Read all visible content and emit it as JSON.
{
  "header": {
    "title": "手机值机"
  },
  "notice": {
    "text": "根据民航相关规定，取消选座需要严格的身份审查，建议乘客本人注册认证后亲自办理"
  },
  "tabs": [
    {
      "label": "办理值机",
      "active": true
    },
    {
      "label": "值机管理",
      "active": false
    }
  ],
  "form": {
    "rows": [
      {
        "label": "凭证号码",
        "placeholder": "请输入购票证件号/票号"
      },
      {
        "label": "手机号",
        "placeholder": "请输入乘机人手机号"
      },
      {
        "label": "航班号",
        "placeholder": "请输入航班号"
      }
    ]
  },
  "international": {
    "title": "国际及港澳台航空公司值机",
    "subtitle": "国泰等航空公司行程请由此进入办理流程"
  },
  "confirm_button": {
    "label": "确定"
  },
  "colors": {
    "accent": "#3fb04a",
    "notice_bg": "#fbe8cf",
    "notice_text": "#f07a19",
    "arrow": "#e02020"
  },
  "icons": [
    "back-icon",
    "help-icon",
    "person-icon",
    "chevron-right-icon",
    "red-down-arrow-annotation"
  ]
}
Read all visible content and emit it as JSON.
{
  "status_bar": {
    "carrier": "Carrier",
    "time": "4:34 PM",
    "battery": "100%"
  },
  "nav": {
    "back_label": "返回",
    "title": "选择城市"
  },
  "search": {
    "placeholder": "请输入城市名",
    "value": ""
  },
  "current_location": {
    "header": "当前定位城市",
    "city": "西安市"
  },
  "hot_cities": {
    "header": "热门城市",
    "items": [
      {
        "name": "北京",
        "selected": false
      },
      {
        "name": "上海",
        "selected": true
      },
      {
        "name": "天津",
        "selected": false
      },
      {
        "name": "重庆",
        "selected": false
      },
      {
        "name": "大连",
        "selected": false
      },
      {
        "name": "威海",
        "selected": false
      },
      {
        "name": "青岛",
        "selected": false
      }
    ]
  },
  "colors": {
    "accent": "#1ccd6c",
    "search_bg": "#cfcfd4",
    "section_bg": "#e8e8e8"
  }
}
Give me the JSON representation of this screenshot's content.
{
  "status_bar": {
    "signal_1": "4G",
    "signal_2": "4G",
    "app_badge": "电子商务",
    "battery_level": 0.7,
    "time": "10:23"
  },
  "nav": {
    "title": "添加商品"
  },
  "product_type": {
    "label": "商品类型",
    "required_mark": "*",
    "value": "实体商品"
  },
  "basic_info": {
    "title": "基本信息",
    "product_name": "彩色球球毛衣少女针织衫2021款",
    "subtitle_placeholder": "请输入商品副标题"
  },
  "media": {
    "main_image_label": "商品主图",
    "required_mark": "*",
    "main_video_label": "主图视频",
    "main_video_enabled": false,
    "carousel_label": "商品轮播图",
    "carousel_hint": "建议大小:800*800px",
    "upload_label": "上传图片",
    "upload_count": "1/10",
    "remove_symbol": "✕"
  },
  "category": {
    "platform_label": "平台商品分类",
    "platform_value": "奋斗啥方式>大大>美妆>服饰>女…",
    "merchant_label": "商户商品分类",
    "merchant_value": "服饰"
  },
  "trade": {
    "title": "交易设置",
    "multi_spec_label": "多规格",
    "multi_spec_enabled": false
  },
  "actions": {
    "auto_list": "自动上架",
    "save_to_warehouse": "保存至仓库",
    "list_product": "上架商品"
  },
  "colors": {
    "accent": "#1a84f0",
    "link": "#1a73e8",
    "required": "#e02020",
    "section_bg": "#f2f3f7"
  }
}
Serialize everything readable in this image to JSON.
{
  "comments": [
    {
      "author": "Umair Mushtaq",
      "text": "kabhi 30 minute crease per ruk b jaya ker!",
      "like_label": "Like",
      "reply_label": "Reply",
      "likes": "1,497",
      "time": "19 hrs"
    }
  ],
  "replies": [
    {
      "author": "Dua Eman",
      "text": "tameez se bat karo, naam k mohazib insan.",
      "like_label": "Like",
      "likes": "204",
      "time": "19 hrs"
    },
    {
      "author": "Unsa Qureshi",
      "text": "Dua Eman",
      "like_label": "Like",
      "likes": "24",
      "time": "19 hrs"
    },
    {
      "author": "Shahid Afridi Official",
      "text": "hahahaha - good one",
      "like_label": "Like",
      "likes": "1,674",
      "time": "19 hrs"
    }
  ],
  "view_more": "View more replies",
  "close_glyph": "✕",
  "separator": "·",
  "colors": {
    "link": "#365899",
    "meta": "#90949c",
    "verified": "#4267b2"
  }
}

▶ Short exercise
Print the records above exactly as they appear.

▶ Written response
Read all visible content and emit it as JSON.
{
  "header": {
    "title": "手机值机"
  },
  "notice": {
    "text": "根据民航相关规定，取消选座需要严格的身份审查，建议乘客本人注册认证后亲自办理"
  },
  "tabs": [
    {
      "label": "办理值机",
      "active": true
    },
    {
      "label": "值机管理",
      "active": false
    }
  ],
  "form": {
    "rows": [
      {
        "label": "凭证号码",
        "placeholder": "请输入购票证件号/票号"
      },
      {
        "label": "手机号",
        "placeholder": "请输入乘机人手机号"
      },
      {
        "label": "航班号",
        "placeholder": "请输入航班号"
      }
    ]
  },
  "international": {
    "title": "国际及港澳台航空公司值机",
    "subtitle": "国泰等航空公司行程请由此进入办理流程"
  },
  "confirm_button": {
    "label": "确定"
  },
  "colors": {
    "accent": "#3fb04a",
    "notice_bg": "#fbe8cf",
    "notice_text": "#f07a19",
    "arrow": "#e02020"
  },
  "icons": [
    "back-icon",
    "help-icon",
    "person-icon",
    "chevron-right-icon",
    "red-down-arrow-annotation"
  ]
}
Read all visible content and emit it as JSON.
{
  "status_bar": {
    "carrier": "Carrier",
    "time": "4:34 PM",
    "battery": "100%"
  },
  "nav": {
    "back_label": "返回",
    "title": "选择城市"
  },
  "search": {
    "placeholder": "请输入城市名",
    "value": ""
  },
  "current_location": {
    "header": "当前定位城市",
    "city": "西安市"
  },
  "hot_cities": {
    "header": "热门城市",
    "items": [
      {
        "name": "北京",
        "selected": false
      },
      {
        "name": "上海",
        "selected": true
      },
      {
        "name": "天津",
        "selected": false
      },
      {
        "name": "重庆",
        "selected": false
      },
      {
        "name": "大连",
        "selected": false
      },
      {
        "name": "威海",
        "selected": false
      },
      {
        "name": "青岛",
        "selected": false
      }
    ]
  },
  "colors": {
    "accent": "#1ccd6c",
    "search_bg": "#cfcfd4",
    "section_bg": "#e8e8e8"
  }
}
Give me the JSON representation of this screenshot's content.
{
  "status_bar": {
    "signal_1": "4G",
    "signal_2": "4G",
    "app_badge": "电子商务",
    "battery_level": 0.7,
    "time": "10:23"
  },
  "nav": {
    "title": "添加商品"
  },
  "product_type": {
    "label": "商品类型",
    "required_mark": "*",
    "value": "实体商品"
  },
  "basic_info": {
    "title": "基本信息",
    "product_name": "彩色球球毛衣少女针织衫2021款",
    "subtitle_placeholder": "请输入商品副标题"
  },
  "media": {
    "main_image_label": "商品主图",
    "required_mark": "*",
    "main_video_label": "主图视频",
    "main_video_enabled": false,
    "carousel_label": "商品轮播图",
    "carousel_hint": "建议大小:800*800px",
    "upload_label": "上传图片",
    "upload_count": "1/10",
    "remove_symbol": "✕"
  },
  "category": {
    "platform_label": "平台商品分类",
    "platform_value": "奋斗啥方式>大大>美妆>服饰>女…",
    "merchant_label": "商户商品分类",
    "merchant_value": "服饰"
  },
  "trade": {
    "title": "交易设置",
    "multi_spec_label": "多规格",
    "multi_spec_enabled": false
  },
  "actions": {
    "auto_list": "自动上架",
    "save_to_warehouse": "保存至仓库",
    "list_product": "上架商品"
  },
  "colors": {
    "accent": "#1a84f0",
    "link": "#1a73e8",
    "required": "#e02020",
    "section_bg": "#f2f3f7"
  }
}
Serialize everything readable in this image to JSON.
{
  "comments": [
    {
      "author": "Umair Mushtaq",
      "text": "kabhi 30 minute crease per ruk b jaya ker!",
      "like_label": "Like",
      "reply_label": "Reply",
      "likes": "1,497",
      "time": "19 hrs"
    }
  ],
  "replies": [
    {
      "author": "Dua Eman",
      "text": "tameez se bat karo, naam k mohazib insan.",
      "like_label": "Like",
      "likes": "204",
      "time": "19 hrs"
    },
    {
      "author": "Unsa Qureshi",
      "text": "Dua Eman",
      "like_label": "Like",
      "likes": "24",
      "time": "19 hrs"
    },
    {
      "author": "Shahid Afridi Official",
      "text": "hahahaha - good one",
      "like_label": "Like",
      "likes": "1,674",
      "time": "19 hrs"
    }
  ],
  "view_more": "View more replies",
  "close_glyph": "✕",
  "separator": "·",
  "colors": {
    "link": "#365899",
    "meta": "#90949c",
    "verified": "#4267b2"
  }
}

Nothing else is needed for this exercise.